§ **Given task**: Repeat, exactly and completely, the material that follows. Omit the pictures.

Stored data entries
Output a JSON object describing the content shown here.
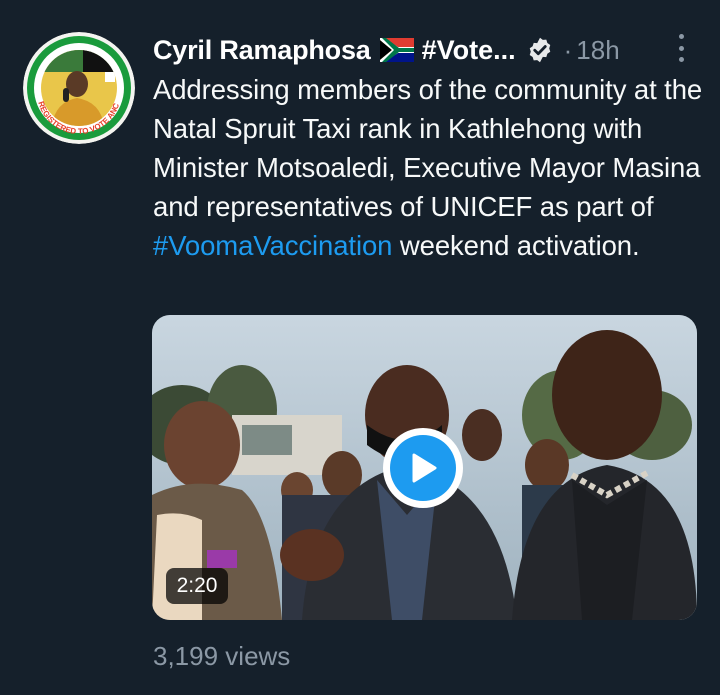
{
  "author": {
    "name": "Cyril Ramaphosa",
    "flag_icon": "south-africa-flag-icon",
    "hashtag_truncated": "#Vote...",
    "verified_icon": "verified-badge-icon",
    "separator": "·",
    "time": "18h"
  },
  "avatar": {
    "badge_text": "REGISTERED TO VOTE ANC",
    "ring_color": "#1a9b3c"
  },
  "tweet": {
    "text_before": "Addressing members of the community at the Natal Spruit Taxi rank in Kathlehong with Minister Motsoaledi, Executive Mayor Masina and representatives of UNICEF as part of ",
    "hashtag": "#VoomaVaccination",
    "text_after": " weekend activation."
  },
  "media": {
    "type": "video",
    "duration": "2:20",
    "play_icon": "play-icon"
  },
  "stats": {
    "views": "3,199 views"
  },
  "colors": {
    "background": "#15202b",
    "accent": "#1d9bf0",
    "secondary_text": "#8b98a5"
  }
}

§ **The answer**:
Output a JSON object describing the content shown here.
{
  "author": {
    "name": "Cyril Ramaphosa",
    "flag_icon": "south-africa-flag-icon",
    "hashtag_truncated": "#Vote...",
    "verified_icon": "verified-badge-icon",
    "separator": "·",
    "time": "18h"
  },
  "avatar": {
    "badge_text": "REGISTERED TO VOTE ANC",
    "ring_color": "#1a9b3c"
  },
  "tweet": {
    "text_before": "Addressing members of the community at the Natal Spruit Taxi rank in Kathlehong with Minister Motsoaledi, Executive Mayor Masina and representatives of UNICEF as part of ",
    "hashtag": "#VoomaVaccination",
    "text_after": " weekend activation."
  },
  "media": {
    "type": "video",
    "duration": "2:20",
    "play_icon": "play-icon"
  },
  "stats": {
    "views": "3,199 views"
  },
  "colors": {
    "background": "#15202b",
    "accent": "#1d9bf0",
    "secondary_text": "#8b98a5"
  }
}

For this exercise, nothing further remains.